* **Instructions for the task**: From the entries below, gather each line containing the word "above".

* **Recorded information**:
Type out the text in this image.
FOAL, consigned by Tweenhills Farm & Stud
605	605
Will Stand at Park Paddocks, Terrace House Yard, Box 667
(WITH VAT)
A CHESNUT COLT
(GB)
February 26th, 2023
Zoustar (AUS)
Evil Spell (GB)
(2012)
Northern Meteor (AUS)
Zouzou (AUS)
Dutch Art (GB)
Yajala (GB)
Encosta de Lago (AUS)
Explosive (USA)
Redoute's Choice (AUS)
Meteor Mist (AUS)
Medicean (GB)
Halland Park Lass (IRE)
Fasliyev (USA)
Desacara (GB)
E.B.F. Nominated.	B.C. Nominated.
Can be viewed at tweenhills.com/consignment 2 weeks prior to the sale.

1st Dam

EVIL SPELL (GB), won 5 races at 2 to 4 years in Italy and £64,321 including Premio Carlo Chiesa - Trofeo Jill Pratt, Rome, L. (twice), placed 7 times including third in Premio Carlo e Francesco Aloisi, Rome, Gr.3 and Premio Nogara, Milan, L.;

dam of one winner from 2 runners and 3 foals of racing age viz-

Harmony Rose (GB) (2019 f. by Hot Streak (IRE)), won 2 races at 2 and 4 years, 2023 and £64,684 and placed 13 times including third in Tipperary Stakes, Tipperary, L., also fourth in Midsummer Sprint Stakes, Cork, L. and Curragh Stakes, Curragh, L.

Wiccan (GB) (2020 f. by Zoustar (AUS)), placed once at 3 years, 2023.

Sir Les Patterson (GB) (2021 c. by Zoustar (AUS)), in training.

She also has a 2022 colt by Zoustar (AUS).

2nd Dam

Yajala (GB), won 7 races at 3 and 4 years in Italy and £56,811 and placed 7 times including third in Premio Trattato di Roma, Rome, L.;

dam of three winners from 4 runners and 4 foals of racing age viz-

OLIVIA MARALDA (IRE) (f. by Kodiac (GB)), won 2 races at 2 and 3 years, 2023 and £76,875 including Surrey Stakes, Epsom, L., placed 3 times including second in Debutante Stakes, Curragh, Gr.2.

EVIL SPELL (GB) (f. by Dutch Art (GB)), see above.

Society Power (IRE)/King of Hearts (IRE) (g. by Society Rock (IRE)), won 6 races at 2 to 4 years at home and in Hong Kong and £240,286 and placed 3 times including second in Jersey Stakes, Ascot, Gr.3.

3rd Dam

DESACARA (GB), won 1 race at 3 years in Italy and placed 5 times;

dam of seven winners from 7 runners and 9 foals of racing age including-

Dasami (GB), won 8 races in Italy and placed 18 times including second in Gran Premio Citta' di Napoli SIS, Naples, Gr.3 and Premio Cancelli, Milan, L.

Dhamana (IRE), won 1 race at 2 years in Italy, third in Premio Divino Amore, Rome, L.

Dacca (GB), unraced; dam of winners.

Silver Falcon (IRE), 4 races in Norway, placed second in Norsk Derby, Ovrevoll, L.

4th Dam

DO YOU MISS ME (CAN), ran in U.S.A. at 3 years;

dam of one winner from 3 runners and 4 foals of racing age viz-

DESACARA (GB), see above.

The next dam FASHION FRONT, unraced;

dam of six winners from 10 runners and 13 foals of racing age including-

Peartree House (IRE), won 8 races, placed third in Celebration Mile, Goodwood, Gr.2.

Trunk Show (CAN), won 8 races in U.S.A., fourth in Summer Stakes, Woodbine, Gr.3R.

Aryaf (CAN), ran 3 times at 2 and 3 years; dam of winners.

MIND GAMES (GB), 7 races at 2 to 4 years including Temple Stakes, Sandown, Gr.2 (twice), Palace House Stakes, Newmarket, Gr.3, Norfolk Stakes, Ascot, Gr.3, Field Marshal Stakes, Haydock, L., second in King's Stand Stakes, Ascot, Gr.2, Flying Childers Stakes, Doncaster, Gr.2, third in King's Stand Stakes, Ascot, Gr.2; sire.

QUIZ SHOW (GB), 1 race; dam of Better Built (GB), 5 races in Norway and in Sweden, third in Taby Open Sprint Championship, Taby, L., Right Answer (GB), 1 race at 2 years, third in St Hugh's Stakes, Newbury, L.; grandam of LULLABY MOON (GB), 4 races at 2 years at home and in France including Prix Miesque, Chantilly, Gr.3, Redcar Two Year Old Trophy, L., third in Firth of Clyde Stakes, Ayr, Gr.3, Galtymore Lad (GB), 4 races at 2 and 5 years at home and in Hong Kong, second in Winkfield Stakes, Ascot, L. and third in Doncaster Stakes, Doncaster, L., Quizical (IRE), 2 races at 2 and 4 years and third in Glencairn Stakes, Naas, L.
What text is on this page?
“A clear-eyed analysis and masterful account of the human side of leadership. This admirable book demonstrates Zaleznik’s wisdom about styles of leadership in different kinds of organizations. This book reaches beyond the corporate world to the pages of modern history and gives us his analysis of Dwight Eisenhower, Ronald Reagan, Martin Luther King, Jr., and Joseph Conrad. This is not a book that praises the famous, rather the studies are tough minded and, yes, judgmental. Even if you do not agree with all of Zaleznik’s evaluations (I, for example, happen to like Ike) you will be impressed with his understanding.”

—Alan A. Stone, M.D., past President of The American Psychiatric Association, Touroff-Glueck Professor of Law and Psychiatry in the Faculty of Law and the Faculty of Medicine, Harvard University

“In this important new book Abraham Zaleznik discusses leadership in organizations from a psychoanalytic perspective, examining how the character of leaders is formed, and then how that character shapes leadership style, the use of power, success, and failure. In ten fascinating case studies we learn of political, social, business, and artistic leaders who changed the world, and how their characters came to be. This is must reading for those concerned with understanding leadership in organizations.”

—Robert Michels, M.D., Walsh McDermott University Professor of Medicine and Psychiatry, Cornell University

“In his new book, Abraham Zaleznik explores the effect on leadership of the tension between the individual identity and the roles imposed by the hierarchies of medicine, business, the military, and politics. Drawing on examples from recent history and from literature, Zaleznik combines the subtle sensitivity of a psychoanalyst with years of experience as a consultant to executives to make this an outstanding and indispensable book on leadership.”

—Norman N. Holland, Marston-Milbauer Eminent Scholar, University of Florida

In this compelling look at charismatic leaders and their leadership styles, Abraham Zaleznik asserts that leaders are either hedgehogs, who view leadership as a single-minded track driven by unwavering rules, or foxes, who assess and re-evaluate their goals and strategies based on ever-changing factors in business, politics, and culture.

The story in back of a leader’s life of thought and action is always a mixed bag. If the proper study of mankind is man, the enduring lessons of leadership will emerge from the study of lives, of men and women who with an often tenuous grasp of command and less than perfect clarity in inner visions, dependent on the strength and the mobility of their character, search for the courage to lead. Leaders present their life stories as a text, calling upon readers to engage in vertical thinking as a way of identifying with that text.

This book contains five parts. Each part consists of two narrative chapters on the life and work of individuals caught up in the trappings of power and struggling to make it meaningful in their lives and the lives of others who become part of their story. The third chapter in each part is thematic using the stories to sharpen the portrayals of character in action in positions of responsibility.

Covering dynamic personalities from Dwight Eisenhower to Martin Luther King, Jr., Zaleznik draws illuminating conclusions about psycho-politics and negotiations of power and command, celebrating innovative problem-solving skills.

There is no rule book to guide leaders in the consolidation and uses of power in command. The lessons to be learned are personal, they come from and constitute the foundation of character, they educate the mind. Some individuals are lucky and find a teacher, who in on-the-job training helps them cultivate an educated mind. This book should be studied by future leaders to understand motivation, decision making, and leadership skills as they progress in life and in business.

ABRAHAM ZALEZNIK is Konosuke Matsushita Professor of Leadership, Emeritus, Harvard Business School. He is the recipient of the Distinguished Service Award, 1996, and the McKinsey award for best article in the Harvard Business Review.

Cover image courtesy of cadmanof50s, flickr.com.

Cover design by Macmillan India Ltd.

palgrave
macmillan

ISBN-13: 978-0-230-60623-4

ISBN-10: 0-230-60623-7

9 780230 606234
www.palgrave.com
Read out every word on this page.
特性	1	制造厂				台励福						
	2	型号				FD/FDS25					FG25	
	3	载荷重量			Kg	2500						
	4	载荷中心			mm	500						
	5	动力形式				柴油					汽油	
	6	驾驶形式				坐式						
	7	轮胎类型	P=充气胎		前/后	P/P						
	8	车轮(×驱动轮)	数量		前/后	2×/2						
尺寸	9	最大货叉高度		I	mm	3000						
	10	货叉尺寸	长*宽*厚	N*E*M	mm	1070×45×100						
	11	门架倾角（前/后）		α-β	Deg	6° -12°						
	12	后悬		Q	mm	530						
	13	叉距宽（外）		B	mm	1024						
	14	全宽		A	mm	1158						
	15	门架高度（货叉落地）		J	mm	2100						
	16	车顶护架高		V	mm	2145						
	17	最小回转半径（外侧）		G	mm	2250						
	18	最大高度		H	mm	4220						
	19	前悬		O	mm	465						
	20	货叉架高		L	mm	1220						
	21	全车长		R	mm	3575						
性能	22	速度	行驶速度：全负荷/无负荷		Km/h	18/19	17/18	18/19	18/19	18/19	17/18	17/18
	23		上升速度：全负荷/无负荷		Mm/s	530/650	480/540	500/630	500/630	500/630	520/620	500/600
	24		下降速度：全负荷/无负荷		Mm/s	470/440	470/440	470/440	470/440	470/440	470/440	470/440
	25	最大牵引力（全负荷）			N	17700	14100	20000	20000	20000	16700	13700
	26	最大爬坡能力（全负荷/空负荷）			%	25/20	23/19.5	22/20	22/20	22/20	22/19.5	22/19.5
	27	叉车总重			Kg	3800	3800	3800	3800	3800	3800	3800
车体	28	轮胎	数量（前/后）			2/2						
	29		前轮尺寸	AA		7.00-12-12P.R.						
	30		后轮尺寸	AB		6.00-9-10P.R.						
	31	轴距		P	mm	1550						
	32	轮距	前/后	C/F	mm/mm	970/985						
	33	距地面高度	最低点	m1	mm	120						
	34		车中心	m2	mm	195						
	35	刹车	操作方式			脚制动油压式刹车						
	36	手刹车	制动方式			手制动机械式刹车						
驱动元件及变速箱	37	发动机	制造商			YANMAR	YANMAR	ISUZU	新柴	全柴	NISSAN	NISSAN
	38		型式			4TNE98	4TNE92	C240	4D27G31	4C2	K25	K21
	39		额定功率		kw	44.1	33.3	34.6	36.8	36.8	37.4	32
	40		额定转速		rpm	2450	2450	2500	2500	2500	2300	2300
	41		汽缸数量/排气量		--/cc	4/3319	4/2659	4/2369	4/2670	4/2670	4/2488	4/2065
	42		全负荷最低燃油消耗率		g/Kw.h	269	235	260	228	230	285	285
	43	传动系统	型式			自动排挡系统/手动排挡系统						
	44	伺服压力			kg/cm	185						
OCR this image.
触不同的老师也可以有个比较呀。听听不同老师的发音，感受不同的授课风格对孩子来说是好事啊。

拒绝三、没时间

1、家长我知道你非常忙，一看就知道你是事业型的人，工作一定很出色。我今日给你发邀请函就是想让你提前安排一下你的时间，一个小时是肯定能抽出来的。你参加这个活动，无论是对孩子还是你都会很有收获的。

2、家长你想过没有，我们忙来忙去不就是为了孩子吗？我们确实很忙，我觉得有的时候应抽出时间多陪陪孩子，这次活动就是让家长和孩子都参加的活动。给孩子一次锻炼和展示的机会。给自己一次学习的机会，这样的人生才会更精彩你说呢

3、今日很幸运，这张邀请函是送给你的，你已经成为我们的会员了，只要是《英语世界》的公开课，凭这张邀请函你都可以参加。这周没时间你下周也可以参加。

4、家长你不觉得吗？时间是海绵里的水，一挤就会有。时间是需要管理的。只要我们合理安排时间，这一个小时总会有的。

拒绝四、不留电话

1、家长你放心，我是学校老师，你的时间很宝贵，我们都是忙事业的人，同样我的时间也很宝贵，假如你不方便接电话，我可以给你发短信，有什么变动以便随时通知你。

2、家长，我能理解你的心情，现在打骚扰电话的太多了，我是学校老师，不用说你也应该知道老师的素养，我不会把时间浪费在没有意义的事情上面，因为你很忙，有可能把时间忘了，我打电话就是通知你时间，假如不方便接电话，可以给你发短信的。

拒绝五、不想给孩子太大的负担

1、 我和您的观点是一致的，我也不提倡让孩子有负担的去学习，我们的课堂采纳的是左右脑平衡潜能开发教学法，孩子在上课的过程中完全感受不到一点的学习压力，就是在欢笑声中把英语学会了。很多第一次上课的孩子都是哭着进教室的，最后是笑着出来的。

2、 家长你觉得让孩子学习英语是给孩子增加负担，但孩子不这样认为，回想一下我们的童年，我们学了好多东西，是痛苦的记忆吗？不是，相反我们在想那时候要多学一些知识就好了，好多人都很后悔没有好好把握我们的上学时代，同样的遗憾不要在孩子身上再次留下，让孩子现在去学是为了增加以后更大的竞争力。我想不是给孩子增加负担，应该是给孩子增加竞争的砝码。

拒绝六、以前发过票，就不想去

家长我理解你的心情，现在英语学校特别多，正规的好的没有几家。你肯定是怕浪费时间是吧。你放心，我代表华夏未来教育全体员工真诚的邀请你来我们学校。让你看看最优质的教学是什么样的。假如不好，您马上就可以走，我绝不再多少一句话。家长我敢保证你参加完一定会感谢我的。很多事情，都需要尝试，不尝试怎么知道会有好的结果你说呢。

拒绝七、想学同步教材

* **Exercise result**:
EVIL SPELL (GB) (f. by Dutch Art (GB)), see above.
DESACARA (GB), see above.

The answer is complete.